# [Dataset entries]
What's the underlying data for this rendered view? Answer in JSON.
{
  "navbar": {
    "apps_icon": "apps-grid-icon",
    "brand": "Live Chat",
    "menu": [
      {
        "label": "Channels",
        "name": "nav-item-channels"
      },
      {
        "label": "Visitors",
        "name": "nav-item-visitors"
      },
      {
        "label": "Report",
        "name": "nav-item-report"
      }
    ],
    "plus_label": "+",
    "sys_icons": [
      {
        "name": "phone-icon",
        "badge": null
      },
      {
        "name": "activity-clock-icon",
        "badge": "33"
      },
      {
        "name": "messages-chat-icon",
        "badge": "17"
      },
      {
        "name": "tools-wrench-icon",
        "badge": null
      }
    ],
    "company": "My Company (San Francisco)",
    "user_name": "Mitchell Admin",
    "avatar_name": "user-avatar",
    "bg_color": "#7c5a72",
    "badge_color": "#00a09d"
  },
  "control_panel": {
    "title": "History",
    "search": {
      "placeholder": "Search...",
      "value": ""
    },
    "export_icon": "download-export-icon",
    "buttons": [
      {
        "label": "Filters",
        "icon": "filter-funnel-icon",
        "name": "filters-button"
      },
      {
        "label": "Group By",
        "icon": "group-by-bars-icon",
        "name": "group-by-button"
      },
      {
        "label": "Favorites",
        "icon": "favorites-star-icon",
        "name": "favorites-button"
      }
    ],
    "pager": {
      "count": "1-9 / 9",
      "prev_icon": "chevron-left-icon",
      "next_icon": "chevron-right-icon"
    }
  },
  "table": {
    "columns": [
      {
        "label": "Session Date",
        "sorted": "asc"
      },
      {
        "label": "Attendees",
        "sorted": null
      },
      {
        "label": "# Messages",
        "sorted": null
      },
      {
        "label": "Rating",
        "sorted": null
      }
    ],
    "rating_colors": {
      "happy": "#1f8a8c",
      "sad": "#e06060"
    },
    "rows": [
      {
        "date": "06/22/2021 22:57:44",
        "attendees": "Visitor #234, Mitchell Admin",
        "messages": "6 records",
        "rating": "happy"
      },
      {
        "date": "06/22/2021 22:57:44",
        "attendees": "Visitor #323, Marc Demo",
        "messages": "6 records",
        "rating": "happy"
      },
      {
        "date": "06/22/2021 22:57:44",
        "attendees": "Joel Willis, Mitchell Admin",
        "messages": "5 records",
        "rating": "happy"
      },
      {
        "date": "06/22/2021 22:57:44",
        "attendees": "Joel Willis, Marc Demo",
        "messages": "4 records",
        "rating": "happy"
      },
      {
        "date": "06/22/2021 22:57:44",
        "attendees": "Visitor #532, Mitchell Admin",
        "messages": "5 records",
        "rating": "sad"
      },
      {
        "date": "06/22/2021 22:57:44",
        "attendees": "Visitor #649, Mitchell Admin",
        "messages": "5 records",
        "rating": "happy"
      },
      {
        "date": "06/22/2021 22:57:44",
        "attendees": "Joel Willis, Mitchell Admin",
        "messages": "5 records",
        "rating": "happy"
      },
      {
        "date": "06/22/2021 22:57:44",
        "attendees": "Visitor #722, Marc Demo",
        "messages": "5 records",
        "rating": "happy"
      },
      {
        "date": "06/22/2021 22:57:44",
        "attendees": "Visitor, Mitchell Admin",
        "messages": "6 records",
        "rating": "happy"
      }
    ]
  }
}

# [Set exercise]
Return each entry from above without altering a single character.

# [Solved problem]
What's the underlying data for this rendered view? Answer in JSON.
{
  "navbar": {
    "apps_icon": "apps-grid-icon",
    "brand": "Live Chat",
    "menu": [
      {
        "label": "Channels",
        "name": "nav-item-channels"
      },
      {
        "label": "Visitors",
        "name": "nav-item-visitors"
      },
      {
        "label": "Report",
        "name": "nav-item-report"
      }
    ],
    "plus_label": "+",
    "sys_icons": [
      {
        "name": "phone-icon",
        "badge": null
      },
      {
        "name": "activity-clock-icon",
        "badge": "33"
      },
      {
        "name": "messages-chat-icon",
        "badge": "17"
      },
      {
        "name": "tools-wrench-icon",
        "badge": null
      }
    ],
    "company": "My Company (San Francisco)",
    "user_name": "Mitchell Admin",
    "avatar_name": "user-avatar",
    "bg_color": "#7c5a72",
    "badge_color": "#00a09d"
  },
  "control_panel": {
    "title": "History",
    "search": {
      "placeholder": "Search...",
      "value": ""
    },
    "export_icon": "download-export-icon",
    "buttons": [
      {
        "label": "Filters",
        "icon": "filter-funnel-icon",
        "name": "filters-button"
      },
      {
        "label": "Group By",
        "icon": "group-by-bars-icon",
        "name": "group-by-button"
      },
      {
        "label": "Favorites",
        "icon": "favorites-star-icon",
        "name": "favorites-button"
      }
    ],
    "pager": {
      "count": "1-9 / 9",
      "prev_icon": "chevron-left-icon",
      "next_icon": "chevron-right-icon"
    }
  },
  "table": {
    "columns": [
      {
        "label": "Session Date",
        "sorted": "asc"
      },
      {
        "label": "Attendees",
        "sorted": null
      },
      {
        "label": "# Messages",
        "sorted": null
      },
      {
        "label": "Rating",
        "sorted": null
      }
    ],
    "rating_colors": {
      "happy": "#1f8a8c",
      "sad": "#e06060"
    },
    "rows": [
      {
        "date": "06/22/2021 22:57:44",
        "attendees": "Visitor #234, Mitchell Admin",
        "messages": "6 records",
        "rating": "happy"
      },
      {
        "date": "06/22/2021 22:57:44",
        "attendees": "Visitor #323, Marc Demo",
        "messages": "6 records",
        "rating": "happy"
      },
      {
        "date": "06/22/2021 22:57:44",
        "attendees": "Joel Willis, Mitchell Admin",
        "messages": "5 records",
        "rating": "happy"
      },
      {
        "date": "06/22/2021 22:57:44",
        "attendees": "Joel Willis, Marc Demo",
        "messages": "4 records",
        "rating": "happy"
      },
      {
        "date": "06/22/2021 22:57:44",
        "attendees": "Visitor #532, Mitchell Admin",
        "messages": "5 records",
        "rating": "sad"
      },
      {
        "date": "06/22/2021 22:57:44",
        "attendees": "Visitor #649, Mitchell Admin",
        "messages": "5 records",
        "rating": "happy"
      },
      {
        "date": "06/22/2021 22:57:44",
        "attendees": "Joel Willis, Mitchell Admin",
        "messages": "5 records",
        "rating": "happy"
      },
      {
        "date": "06/22/2021 22:57:44",
        "attendees": "Visitor #722, Marc Demo",
        "messages": "5 records",
        "rating": "happy"
      },
      {
        "date": "06/22/2021 22:57:44",
        "attendees": "Visitor, Mitchell Admin",
        "messages": "6 records",
        "rating": "happy"
      }
    ]
  }
}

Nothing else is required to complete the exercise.